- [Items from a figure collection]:
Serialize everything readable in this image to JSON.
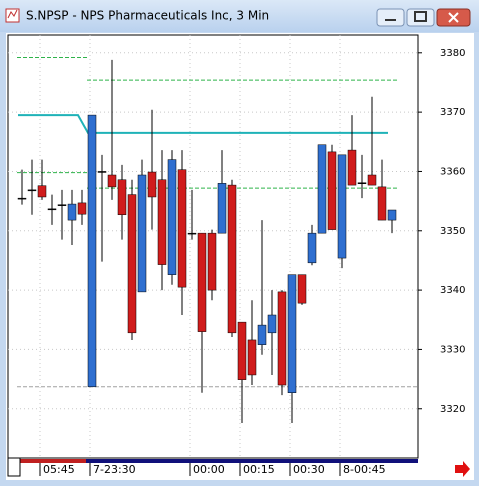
{
  "window": {
    "title": "S.NPSP - NPS Pharmaceuticals Inc, 3 Min"
  },
  "chart_data": {
    "type": "candlestick",
    "open": [
      3355.5,
      3356.9,
      3357.6,
      3353.7,
      3354.4,
      3351.8,
      3354.7,
      3323.7,
      3360.0,
      3359.4,
      3358.6,
      3356.1,
      3339.7,
      3359.9,
      3358.6,
      3342.6,
      3360.3,
      3349.6,
      3349.6,
      3349.6,
      3349.6,
      3357.7,
      3334.6,
      3331.6,
      3330.8,
      3332.8,
      3339.7,
      3322.7,
      3342.6,
      3344.6,
      3349.6,
      3363.3,
      3345.4,
      3363.6,
      3358.1,
      3359.4,
      3357.4,
      3351.8
    ],
    "high": [
      3360.3,
      3362.0,
      3362.0,
      3356.1,
      3356.9,
      3356.9,
      3356.9,
      3369.5,
      3362.8,
      3378.8,
      3361.1,
      3358.6,
      3362.0,
      3370.4,
      3363.6,
      3363.6,
      3363.6,
      3356.9,
      3349.6,
      3350.2,
      3363.6,
      3358.6,
      3334.6,
      3338.3,
      3351.8,
      3340.0,
      3340.0,
      3342.6,
      3342.6,
      3351.0,
      3364.5,
      3364.5,
      3362.8,
      3369.5,
      3362.8,
      3372.6,
      3362.0,
      3353.5
    ],
    "low": [
      3354.4,
      3352.7,
      3355.2,
      3351.0,
      3348.5,
      3347.6,
      3351.0,
      3323.7,
      3344.8,
      3355.2,
      3348.5,
      3331.6,
      3339.7,
      3350.2,
      3340.0,
      3340.9,
      3335.8,
      3348.5,
      3322.7,
      3338.3,
      3349.6,
      3332.1,
      3317.6,
      3324.0,
      3329.1,
      3325.7,
      3322.3,
      3317.6,
      3337.5,
      3344.2,
      3349.6,
      3350.2,
      3343.7,
      3357.7,
      3355.5,
      3357.7,
      3351.8,
      3349.6
    ],
    "close": [
      3355.5,
      3356.9,
      3355.7,
      3353.7,
      3354.4,
      3354.5,
      3352.8,
      3369.5,
      3360.0,
      3357.4,
      3352.7,
      3332.8,
      3359.4,
      3355.7,
      3344.3,
      3362.0,
      3340.5,
      3349.6,
      3333.0,
      3340.0,
      3358.0,
      3332.8,
      3324.9,
      3325.7,
      3334.1,
      3335.8,
      3324.0,
      3342.6,
      3337.8,
      3349.6,
      3364.5,
      3350.2,
      3362.8,
      3357.7,
      3358.1,
      3357.7,
      3351.8,
      3353.5
    ],
    "up_color": "#2f6fd0",
    "down_color": "#d01c1c",
    "flat_color": "#000000",
    "trend_line": {
      "color": "#1fb2b8",
      "values": [
        3369.5,
        3369.5,
        3369.5,
        3369.5,
        3369.5,
        3369.5,
        3369.5,
        3366.5,
        3366.5,
        3366.5,
        3366.5,
        3366.5,
        3366.5,
        3366.5,
        3366.5,
        3366.5,
        3366.5,
        3366.5,
        3366.5,
        3366.5,
        3366.5,
        3366.5,
        3366.5,
        3366.5,
        3366.5,
        3366.5,
        3366.5,
        3366.5,
        3366.5,
        3366.5,
        3366.5,
        3366.5,
        3366.5,
        3366.5,
        3366.5,
        3366.5,
        3366.5,
        3366.5
      ]
    },
    "levels": [
      {
        "value": 3379.2,
        "start": 0,
        "end": 6,
        "color": "#2fb34a"
      },
      {
        "value": 3375.4,
        "start": 7,
        "end": 37,
        "color": "#2fb34a"
      },
      {
        "value": 3359.8,
        "start": 0,
        "end": 6,
        "color": "#2fb34a"
      },
      {
        "value": 3357.2,
        "start": 7,
        "end": 37,
        "color": "#2fb34a"
      },
      {
        "value": 3323.7,
        "start": 0,
        "end": 39,
        "color": "#a0a0a0"
      }
    ],
    "ylim": [
      3311.7,
      3383
    ],
    "yticks": [
      3320,
      3330,
      3340,
      3350,
      3360,
      3370,
      3380
    ],
    "xticks": [
      {
        "value": 2,
        "label": "05:45"
      },
      {
        "value": 7,
        "label": "7-23:30"
      },
      {
        "value": 17,
        "label": "00:00"
      },
      {
        "value": 22,
        "label": "00:15"
      },
      {
        "value": 27,
        "label": "00:30"
      },
      {
        "value": 32,
        "label": "8-00:45"
      }
    ],
    "grid": true
  }
}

- [Objective]: Copy each line that contains the word "label".

- [Exercise solution]:
        "label": "05:45"
        "label": "7-23:30"
        "label": "00:00"
        "label": "00:15"
        "label": "00:30"
        "label": "8-00:45"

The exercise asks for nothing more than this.